TASK STATEMENT: Please write out the full listing beneath this line exactly, skipping its images.
- Opening Delimiter -
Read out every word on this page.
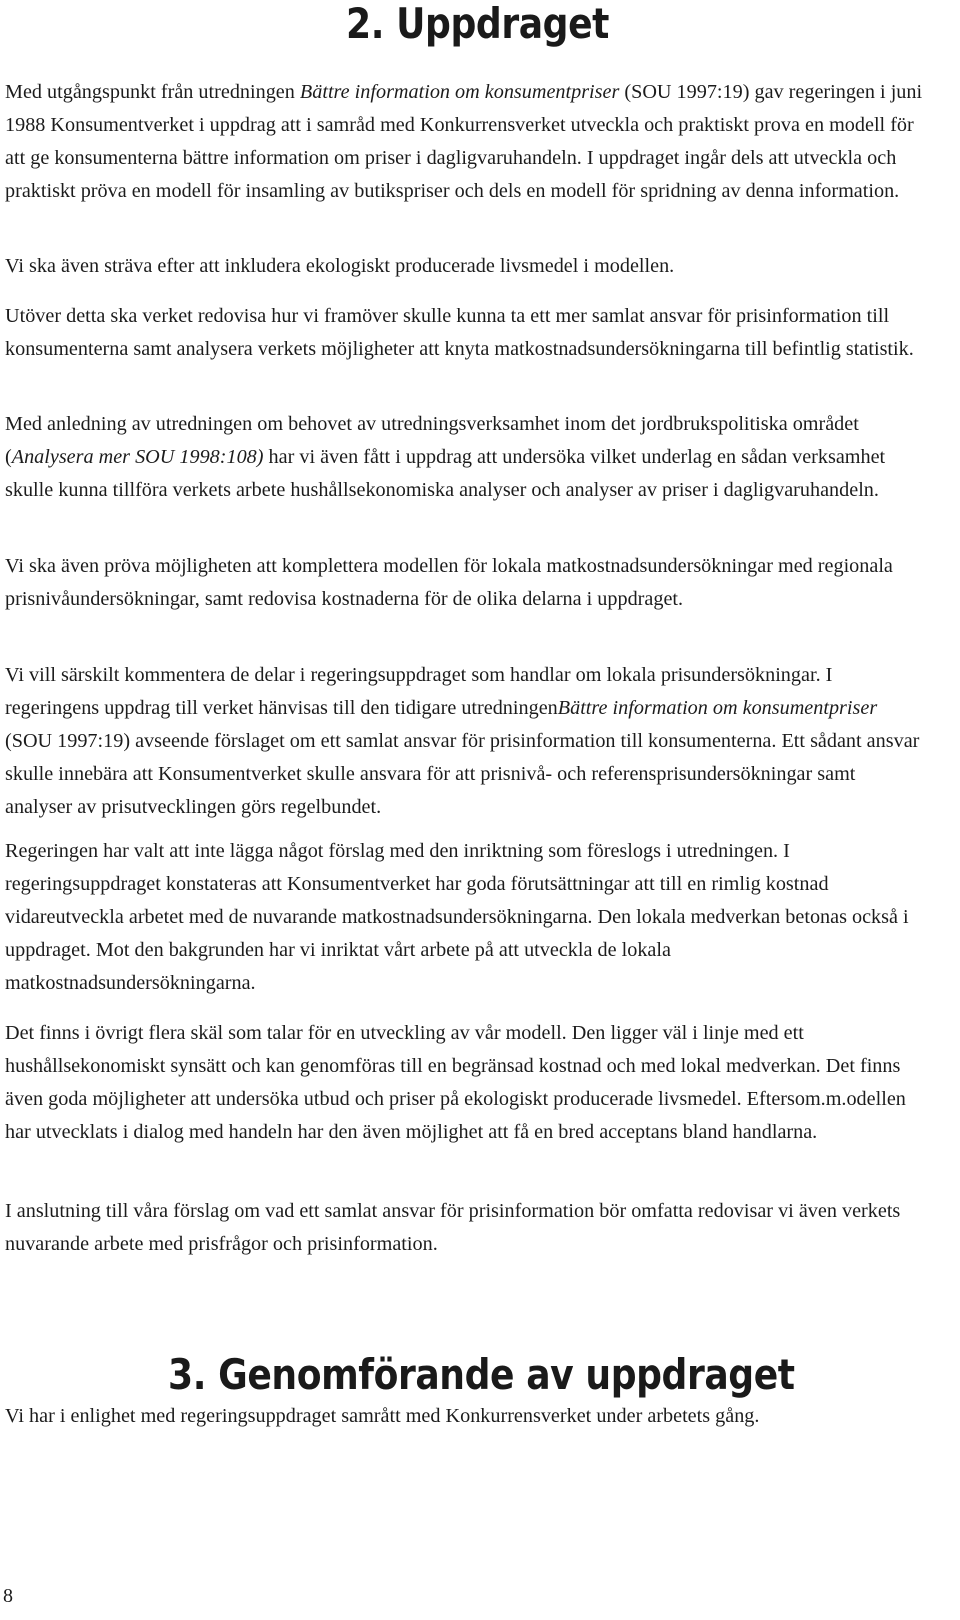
2. Uppdraget

Med utgångspunkt från utredningen Bättre information om konsumentpriser (SOU 1997:19) gav regeringen i juni 1988 Konsumentverket i uppdrag att i samråd med Konkurrensverket utveckla och praktiskt prova en modell för att ge konsumenterna bättre information om priser i dagligvaruhandeln. I uppdraget ingår dels att utveckla och praktiskt pröva en modell för insamling av butikspriser och dels en modell för spridning av denna information.

Vi ska även sträva efter att inkludera ekologiskt producerade livsmedel i modellen.

Utöver detta ska verket redovisa hur vi framöver skulle kunna ta ett mer samlat ansvar för prisinformation till konsumenterna samt analysera verkets möjligheter att knyta matkostnadsundersökningarna till befintlig statistik.

Med anledning av utredningen om behovet av utredningsverksamhet inom det jordbrukspolitiska området (Analysera mer SOU 1998:108) har vi även fått i uppdrag att undersöka vilket underlag en sådan verksamhet skulle kunna tillföra verkets arbete hushållsekonomiska analyser och analyser av priser i dagligvaruhandeln.

Vi ska även pröva möjligheten att komplettera modellen för lokala matkostnadsundersökningar med regionala prisnivåundersökningar, samt redovisa kostnaderna för de olika delarna i uppdraget.

Vi vill särskilt kommentera de delar i regeringsuppdraget som handlar om lokala prisundersökningar. I regeringens uppdrag till verket hänvisas till den tidigare utredningenBättre information om konsumentpriser (SOU 1997:19) avseende förslaget om ett samlat ansvar för prisinformation till konsumenterna. Ett sådant ansvar skulle innebära att Konsumentverket skulle ansvara för att prisnivå- och referensprisundersökningar samt analyser av prisutvecklingen görs regelbundet.

Regeringen har valt att inte lägga något förslag med den inriktning som föreslogs i utredningen. I regeringsuppdraget konstateras att Konsumentverket har goda förutsättningar att till en rimlig kostnad vidareutveckla arbetet med de nuvarande matkostnadsundersökningarna. Den lokala medverkan betonas också i uppdraget. Mot den bakgrunden har vi inriktat vårt arbete på att utveckla de lokala matkostnadsundersökningarna.

Det finns i övrigt flera skäl som talar för en utveckling av vår modell. Den ligger väl i linje med ett hushållsekonomiskt synsätt och kan genomföras till en begränsad kostnad och med lokal medverkan. Det finns även goda möjligheter att undersöka utbud och priser på ekologiskt producerade livsmedel. Eftersom.m.odellen har utvecklats i dialog med handeln har den även möjlighet att få en bred acceptans bland handlarna.

I anslutning till våra förslag om vad ett samlat ansvar för prisinformation bör omfatta redovisar vi även verkets nuvarande arbete med prisfrågor och prisinformation.

3. Genomförande av uppdraget

Vi har i enlighet med regeringsuppdraget samrått med Konkurrensverket under arbetets gång.

8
- Closing Delimiter -
RESULT OF THE EXERCISE:
Read out every word on this page.
2. Uppdraget

Med utgångspunkt från utredningen Bättre information om konsumentpriser (SOU 1997:19) gav regeringen i juni 1988 Konsumentverket i uppdrag att i samråd med Konkurrensverket utveckla och praktiskt prova en modell för att ge konsumenterna bättre information om priser i dagligvaruhandeln. I uppdraget ingår dels att utveckla och praktiskt pröva en modell för insamling av butikspriser och dels en modell för spridning av denna information.

Vi ska även sträva efter att inkludera ekologiskt producerade livsmedel i modellen.

Utöver detta ska verket redovisa hur vi framöver skulle kunna ta ett mer samlat ansvar för prisinformation till konsumenterna samt analysera verkets möjligheter att knyta matkostnadsundersökningarna till befintlig statistik.

Med anledning av utredningen om behovet av utredningsverksamhet inom det jordbrukspolitiska området (Analysera mer SOU 1998:108) har vi även fått i uppdrag att undersöka vilket underlag en sådan verksamhet skulle kunna tillföra verkets arbete hushållsekonomiska analyser och analyser av priser i dagligvaruhandeln.

Vi ska även pröva möjligheten att komplettera modellen för lokala matkostnadsundersökningar med regionala prisnivåundersökningar, samt redovisa kostnaderna för de olika delarna i uppdraget.

Vi vill särskilt kommentera de delar i regeringsuppdraget som handlar om lokala prisundersökningar. I regeringens uppdrag till verket hänvisas till den tidigare utredningenBättre information om konsumentpriser (SOU 1997:19) avseende förslaget om ett samlat ansvar för prisinformation till konsumenterna. Ett sådant ansvar skulle innebära att Konsumentverket skulle ansvara för att prisnivå- och referensprisundersökningar samt analyser av prisutvecklingen görs regelbundet.

Regeringen har valt att inte lägga något förslag med den inriktning som föreslogs i utredningen. I regeringsuppdraget konstateras att Konsumentverket har goda förutsättningar att till en rimlig kostnad vidareutveckla arbetet med de nuvarande matkostnadsundersökningarna. Den lokala medverkan betonas också i uppdraget. Mot den bakgrunden har vi inriktat vårt arbete på att utveckla de lokala matkostnadsundersökningarna.

Det finns i övrigt flera skäl som talar för en utveckling av vår modell. Den ligger väl i linje med ett hushållsekonomiskt synsätt och kan genomföras till en begränsad kostnad och med lokal medverkan. Det finns även goda möjligheter att undersöka utbud och priser på ekologiskt producerade livsmedel. Eftersom.m.odellen har utvecklats i dialog med handeln har den även möjlighet att få en bred acceptans bland handlarna.

I anslutning till våra förslag om vad ett samlat ansvar för prisinformation bör omfatta redovisar vi även verkets nuvarande arbete med prisfrågor och prisinformation.

3. Genomförande av uppdraget

Vi har i enlighet med regeringsuppdraget samrått med Konkurrensverket under arbetets gång.

8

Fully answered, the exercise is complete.